§ ENTRIES PROVIDED:
==========

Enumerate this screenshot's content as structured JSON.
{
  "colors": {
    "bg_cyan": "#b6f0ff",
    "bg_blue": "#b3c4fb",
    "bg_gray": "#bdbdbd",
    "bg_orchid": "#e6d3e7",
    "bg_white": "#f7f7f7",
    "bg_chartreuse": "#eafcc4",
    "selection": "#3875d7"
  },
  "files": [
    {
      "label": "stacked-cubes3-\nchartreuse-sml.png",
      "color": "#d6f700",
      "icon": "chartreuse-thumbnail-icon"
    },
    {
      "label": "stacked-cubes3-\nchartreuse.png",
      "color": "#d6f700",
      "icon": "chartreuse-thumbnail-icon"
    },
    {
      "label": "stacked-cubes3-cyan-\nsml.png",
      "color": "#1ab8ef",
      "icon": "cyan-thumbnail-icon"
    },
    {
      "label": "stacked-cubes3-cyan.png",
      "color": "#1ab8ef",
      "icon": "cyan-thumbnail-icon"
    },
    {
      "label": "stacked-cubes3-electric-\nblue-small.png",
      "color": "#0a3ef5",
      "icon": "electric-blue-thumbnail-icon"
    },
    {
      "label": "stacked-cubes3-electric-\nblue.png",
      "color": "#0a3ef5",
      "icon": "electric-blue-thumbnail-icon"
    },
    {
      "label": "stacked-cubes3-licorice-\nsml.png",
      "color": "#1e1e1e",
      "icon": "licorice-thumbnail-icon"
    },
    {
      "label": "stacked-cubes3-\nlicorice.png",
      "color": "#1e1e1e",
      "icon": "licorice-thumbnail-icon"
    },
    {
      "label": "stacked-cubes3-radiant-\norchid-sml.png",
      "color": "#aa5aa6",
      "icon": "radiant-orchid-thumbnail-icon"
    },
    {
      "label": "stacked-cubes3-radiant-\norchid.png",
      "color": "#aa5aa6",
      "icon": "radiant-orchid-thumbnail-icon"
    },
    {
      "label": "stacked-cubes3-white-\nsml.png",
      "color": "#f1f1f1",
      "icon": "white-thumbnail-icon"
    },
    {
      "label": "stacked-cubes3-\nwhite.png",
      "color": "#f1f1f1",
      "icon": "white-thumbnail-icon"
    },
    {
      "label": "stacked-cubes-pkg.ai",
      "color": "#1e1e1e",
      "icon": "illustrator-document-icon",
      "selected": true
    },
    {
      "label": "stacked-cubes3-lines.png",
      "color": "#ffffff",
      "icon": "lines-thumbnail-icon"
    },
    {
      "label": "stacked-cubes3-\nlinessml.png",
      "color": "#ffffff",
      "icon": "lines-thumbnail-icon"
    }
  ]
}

==========

Select every line above that contains the word "nsml", and copy it.

§ TASK RESULT:
      "label": "stacked-cubes3-cyan-\nsml.png",
      "label": "stacked-cubes3-licorice-\nsml.png",
      "label": "stacked-cubes3-white-\nsml.png",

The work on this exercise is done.